> [TO DO] Scan the material and copy every line in which "down" appears.

> [PROVIDED DATA]
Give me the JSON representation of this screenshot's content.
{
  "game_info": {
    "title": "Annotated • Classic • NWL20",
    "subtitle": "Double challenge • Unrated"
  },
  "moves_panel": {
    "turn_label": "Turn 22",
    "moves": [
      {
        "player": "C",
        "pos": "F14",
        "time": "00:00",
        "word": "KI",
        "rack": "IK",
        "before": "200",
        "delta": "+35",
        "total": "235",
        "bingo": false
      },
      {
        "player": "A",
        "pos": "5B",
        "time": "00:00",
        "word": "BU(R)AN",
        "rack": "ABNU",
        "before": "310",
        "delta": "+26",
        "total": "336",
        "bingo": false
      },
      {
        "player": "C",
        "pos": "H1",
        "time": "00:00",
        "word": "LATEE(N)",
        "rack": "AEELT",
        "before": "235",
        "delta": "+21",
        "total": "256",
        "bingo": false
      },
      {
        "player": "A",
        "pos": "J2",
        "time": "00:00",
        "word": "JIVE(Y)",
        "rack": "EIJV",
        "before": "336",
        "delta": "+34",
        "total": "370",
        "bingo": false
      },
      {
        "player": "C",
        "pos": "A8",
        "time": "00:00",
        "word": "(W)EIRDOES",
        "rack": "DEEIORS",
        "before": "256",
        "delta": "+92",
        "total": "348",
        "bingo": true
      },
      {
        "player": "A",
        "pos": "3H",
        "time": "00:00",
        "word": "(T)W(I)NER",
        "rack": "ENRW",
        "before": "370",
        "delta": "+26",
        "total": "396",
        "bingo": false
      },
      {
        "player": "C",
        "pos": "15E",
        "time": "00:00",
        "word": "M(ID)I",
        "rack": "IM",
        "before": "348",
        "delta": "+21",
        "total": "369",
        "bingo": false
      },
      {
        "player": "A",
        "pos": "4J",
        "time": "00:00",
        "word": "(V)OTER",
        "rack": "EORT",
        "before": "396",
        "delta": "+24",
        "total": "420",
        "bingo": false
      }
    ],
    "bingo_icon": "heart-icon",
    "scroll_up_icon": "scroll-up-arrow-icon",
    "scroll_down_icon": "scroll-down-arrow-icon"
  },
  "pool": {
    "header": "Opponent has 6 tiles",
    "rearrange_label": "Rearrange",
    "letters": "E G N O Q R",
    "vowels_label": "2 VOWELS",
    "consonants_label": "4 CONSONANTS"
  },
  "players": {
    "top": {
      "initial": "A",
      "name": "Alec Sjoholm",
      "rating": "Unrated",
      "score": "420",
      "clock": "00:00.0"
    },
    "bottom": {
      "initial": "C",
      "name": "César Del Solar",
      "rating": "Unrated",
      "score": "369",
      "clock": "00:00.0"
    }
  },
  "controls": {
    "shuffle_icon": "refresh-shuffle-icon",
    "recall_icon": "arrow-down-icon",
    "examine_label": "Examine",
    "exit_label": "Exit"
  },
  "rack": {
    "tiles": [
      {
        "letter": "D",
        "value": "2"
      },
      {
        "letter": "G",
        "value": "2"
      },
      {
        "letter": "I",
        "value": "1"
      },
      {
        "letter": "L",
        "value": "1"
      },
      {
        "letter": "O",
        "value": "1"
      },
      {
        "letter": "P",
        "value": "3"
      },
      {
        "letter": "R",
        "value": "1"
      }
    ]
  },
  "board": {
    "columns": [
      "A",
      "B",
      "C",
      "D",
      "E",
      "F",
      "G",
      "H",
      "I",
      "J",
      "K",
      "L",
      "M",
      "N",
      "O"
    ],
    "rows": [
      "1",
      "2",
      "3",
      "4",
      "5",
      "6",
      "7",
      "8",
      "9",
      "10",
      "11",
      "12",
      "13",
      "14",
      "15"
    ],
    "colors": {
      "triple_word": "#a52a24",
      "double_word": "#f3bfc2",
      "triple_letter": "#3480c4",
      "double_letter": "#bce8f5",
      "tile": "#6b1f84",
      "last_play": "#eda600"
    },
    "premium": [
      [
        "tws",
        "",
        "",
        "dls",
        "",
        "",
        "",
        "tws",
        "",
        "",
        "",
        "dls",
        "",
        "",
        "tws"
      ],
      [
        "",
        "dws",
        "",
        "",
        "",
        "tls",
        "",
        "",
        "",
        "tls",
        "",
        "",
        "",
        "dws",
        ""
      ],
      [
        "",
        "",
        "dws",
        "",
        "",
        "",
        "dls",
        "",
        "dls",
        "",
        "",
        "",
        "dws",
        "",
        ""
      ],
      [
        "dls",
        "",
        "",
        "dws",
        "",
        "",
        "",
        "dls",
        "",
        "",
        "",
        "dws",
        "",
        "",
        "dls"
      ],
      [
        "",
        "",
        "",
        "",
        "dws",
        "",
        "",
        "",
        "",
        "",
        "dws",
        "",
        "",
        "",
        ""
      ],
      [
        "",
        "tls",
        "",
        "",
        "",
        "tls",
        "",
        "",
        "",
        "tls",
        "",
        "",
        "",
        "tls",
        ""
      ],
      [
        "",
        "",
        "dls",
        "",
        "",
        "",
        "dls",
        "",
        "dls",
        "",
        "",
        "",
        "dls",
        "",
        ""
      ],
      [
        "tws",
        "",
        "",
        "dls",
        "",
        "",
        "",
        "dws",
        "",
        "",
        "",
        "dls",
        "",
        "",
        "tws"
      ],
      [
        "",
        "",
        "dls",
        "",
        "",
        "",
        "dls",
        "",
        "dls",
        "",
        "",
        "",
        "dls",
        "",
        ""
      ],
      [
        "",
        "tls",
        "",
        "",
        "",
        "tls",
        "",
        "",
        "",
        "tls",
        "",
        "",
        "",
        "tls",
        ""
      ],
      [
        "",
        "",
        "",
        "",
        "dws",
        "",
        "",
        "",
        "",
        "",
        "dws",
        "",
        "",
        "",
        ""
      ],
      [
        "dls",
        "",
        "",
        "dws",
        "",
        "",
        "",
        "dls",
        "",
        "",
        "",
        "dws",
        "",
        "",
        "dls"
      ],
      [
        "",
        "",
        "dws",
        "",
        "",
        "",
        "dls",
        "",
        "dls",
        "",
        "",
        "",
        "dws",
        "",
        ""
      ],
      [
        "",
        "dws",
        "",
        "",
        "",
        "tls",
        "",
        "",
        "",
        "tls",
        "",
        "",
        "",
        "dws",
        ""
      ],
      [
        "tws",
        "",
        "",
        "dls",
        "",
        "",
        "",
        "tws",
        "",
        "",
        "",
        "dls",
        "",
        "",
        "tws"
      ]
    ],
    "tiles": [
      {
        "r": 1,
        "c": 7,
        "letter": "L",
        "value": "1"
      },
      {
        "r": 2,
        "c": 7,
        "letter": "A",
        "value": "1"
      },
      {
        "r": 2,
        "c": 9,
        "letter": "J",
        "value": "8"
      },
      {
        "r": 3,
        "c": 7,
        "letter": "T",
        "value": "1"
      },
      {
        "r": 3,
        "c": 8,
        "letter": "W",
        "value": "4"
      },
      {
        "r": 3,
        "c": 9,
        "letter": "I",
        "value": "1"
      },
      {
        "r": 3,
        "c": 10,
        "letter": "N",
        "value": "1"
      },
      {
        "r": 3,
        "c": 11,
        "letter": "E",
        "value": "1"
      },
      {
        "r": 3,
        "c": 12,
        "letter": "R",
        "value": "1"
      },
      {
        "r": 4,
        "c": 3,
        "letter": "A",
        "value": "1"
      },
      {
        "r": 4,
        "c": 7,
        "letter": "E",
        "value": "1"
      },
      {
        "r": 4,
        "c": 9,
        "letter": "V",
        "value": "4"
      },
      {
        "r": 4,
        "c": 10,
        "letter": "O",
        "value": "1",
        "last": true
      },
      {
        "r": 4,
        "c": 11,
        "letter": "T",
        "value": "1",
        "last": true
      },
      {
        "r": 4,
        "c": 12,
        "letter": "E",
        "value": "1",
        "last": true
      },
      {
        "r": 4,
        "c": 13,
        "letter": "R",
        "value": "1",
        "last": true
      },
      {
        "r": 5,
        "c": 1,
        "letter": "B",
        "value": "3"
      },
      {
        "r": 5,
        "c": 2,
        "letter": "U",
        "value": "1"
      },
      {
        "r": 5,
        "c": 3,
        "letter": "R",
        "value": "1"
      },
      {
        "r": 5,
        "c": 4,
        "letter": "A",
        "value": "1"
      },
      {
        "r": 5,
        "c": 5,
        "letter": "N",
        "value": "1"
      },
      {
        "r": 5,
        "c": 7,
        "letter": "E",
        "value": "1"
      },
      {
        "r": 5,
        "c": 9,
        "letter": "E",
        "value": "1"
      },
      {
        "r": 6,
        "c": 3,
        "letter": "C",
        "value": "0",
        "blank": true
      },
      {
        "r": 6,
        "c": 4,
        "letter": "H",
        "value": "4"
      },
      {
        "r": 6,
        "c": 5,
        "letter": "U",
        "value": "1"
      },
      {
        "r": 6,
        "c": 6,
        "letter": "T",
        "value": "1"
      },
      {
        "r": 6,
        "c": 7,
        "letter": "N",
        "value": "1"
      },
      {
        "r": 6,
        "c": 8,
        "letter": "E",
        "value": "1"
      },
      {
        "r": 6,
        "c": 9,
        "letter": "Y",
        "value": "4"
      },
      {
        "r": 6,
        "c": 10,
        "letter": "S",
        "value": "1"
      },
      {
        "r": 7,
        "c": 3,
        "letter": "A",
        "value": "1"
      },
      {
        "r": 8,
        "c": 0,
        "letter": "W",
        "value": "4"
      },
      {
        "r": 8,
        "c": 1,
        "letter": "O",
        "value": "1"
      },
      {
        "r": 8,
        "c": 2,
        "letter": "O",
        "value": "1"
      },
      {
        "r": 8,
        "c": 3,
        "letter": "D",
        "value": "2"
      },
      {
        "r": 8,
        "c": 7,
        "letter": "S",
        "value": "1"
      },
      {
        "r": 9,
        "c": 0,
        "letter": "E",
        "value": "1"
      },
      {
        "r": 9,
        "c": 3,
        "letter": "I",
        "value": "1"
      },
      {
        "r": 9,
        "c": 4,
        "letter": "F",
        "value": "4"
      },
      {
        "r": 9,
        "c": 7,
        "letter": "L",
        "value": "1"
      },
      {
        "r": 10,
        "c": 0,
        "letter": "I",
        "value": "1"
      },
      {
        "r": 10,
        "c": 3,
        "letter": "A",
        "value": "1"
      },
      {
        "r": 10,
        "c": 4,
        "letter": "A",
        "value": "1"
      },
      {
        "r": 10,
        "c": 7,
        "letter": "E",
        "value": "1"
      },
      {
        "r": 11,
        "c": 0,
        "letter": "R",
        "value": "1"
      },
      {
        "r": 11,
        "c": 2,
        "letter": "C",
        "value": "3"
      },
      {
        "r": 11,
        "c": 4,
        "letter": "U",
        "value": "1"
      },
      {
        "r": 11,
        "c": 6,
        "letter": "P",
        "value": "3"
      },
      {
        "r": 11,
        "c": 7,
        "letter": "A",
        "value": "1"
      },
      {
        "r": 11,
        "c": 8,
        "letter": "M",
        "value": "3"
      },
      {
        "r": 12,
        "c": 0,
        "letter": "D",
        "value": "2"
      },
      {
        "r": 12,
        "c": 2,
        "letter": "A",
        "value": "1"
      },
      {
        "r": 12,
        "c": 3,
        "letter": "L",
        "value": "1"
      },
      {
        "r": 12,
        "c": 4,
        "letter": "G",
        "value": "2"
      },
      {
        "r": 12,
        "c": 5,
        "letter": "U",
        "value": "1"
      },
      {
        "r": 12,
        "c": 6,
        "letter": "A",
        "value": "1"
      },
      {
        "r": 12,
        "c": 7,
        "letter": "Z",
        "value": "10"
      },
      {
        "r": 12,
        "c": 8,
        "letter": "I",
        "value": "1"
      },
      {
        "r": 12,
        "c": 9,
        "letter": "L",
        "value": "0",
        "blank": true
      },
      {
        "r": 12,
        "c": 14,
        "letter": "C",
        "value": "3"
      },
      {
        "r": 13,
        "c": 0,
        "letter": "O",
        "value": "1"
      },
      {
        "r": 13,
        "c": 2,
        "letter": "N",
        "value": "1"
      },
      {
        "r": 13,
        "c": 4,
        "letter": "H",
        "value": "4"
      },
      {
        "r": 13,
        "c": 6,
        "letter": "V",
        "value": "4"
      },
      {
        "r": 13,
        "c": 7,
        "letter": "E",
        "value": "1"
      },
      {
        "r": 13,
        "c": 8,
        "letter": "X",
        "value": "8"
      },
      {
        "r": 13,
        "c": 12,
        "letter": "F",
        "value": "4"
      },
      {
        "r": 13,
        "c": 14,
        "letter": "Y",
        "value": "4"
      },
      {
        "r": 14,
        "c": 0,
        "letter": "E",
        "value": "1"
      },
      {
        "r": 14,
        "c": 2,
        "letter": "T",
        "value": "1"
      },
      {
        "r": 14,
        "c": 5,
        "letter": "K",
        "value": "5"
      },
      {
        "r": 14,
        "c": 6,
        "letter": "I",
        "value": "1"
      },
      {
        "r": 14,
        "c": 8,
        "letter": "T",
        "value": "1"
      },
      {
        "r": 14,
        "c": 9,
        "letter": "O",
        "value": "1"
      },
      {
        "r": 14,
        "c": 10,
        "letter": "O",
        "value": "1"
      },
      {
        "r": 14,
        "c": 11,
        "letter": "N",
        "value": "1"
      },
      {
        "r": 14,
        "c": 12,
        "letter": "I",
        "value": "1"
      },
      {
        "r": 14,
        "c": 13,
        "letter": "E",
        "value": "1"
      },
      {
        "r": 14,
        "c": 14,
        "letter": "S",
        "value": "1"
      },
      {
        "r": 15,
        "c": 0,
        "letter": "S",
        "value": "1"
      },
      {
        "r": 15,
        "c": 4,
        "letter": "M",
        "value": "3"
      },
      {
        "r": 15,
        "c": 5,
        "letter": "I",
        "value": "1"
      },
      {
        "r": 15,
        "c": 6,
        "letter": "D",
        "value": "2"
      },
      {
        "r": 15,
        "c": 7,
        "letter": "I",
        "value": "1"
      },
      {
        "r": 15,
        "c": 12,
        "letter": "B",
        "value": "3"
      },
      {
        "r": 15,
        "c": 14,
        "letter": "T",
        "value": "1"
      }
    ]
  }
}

> [WRITTEN ANSWER]
    "scroll_down_icon": "scroll-down-arrow-icon"
    "recall_icon": "arrow-down-icon",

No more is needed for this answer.